_Exercise_. Make an exact copy of the lines, leaving the pictures out.

╭──

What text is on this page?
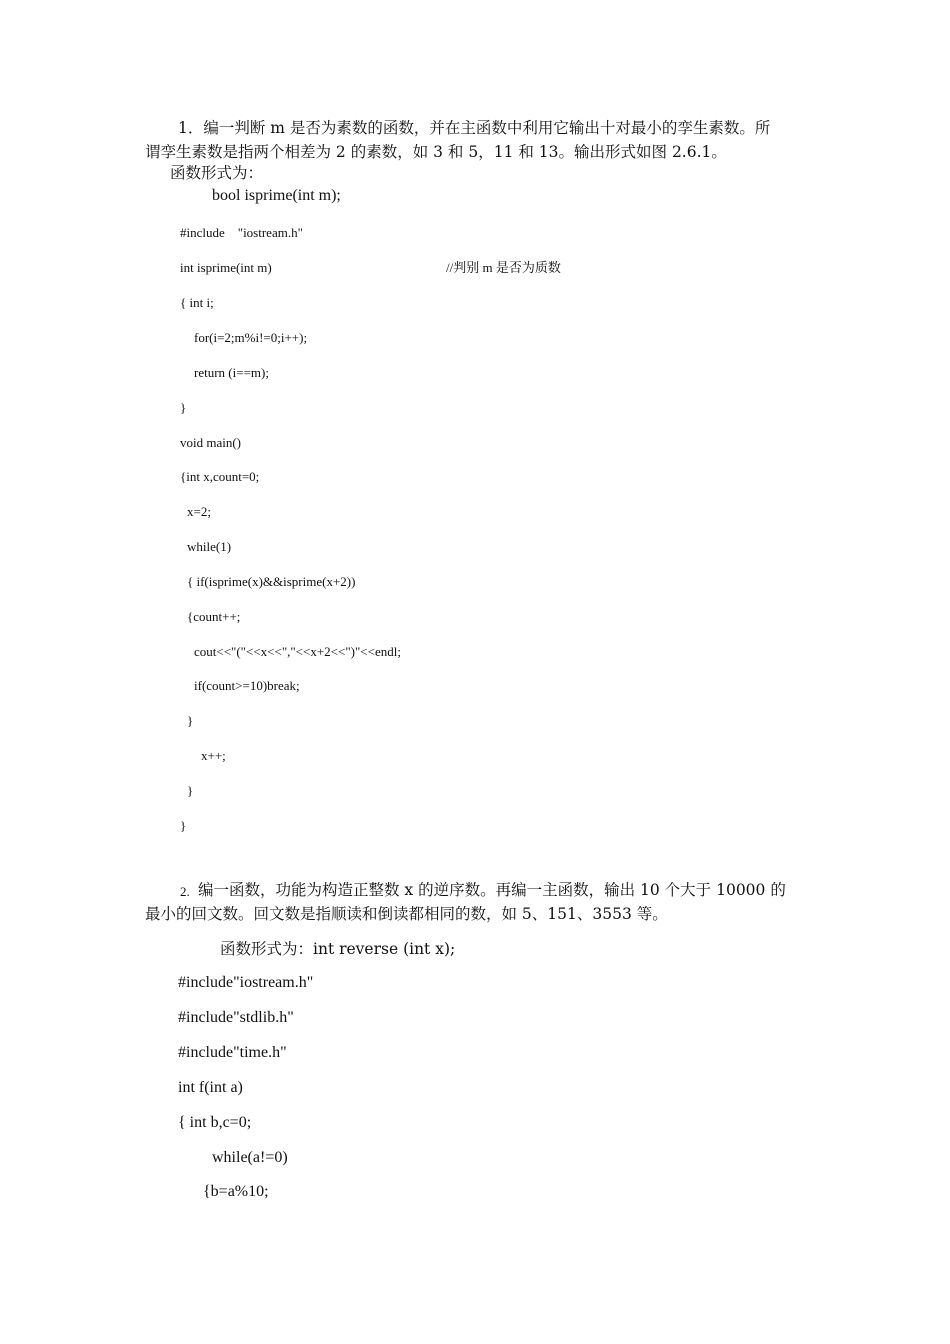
1．编一判断 m 是否为素数的函数，并在主函数中利用它输出十对最小的孪生素数。所
谓孪生素数是指两个相差为 2 的素数，如 3 和 5，11 和 13。输出形式如图 2.6.1。
函数形式为：
bool isprime(int m);
#include    "iostream.h"
int isprime(int m)	//判别 m 是否为质数
{ int i;
for(i=2;m%i!=0;i++);
return (i==m);
}
void main()
{int x,count=0;
x=2;
while(1)
{ if(isprime(x)&&isprime(x+2))
{count++;
cout<<"("<<x<<","<<x+2<<")"<<endl;
if(count>=10)break;
}
x++;
}
}
2. 编一函数，功能为构造正整数 x 的逆序数。再编一主函数，输出 10 个大于 10000 的
最小的回文数。回文数是指顺读和倒读都相同的数，如 5、151、3553 等。
函数形式为：int reverse (int x);
#include"iostream.h"
#include"stdlib.h"
#include"time.h"
int f(int a)
{ int b,c=0;
while(a!=0)
{b=a%10;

╰──

_Solution below_.
What text is on this page?
1．编一判断 m 是否为素数的函数，并在主函数中利用它输出十对最小的孪生素数。所
谓孪生素数是指两个相差为 2 的素数，如 3 和 5，11 和 13。输出形式如图 2.6.1。
函数形式为：
bool isprime(int m);
#include    "iostream.h"
int isprime(int m)	//判别 m 是否为质数
{ int i;
for(i=2;m%i!=0;i++);
return (i==m);
}
void main()
{int x,count=0;
x=2;
while(1)
{ if(isprime(x)&&isprime(x+2))
{count++;
cout<<"("<<x<<","<<x+2<<")"<<endl;
if(count>=10)break;
}
x++;
}
}
2. 编一函数，功能为构造正整数 x 的逆序数。再编一主函数，输出 10 个大于 10000 的
最小的回文数。回文数是指顺读和倒读都相同的数，如 5、151、3553 等。
函数形式为：int reverse (int x);
#include"iostream.h"
#include"stdlib.h"
#include"time.h"
int f(int a)
{ int b,c=0;
while(a!=0)
{b=a%10;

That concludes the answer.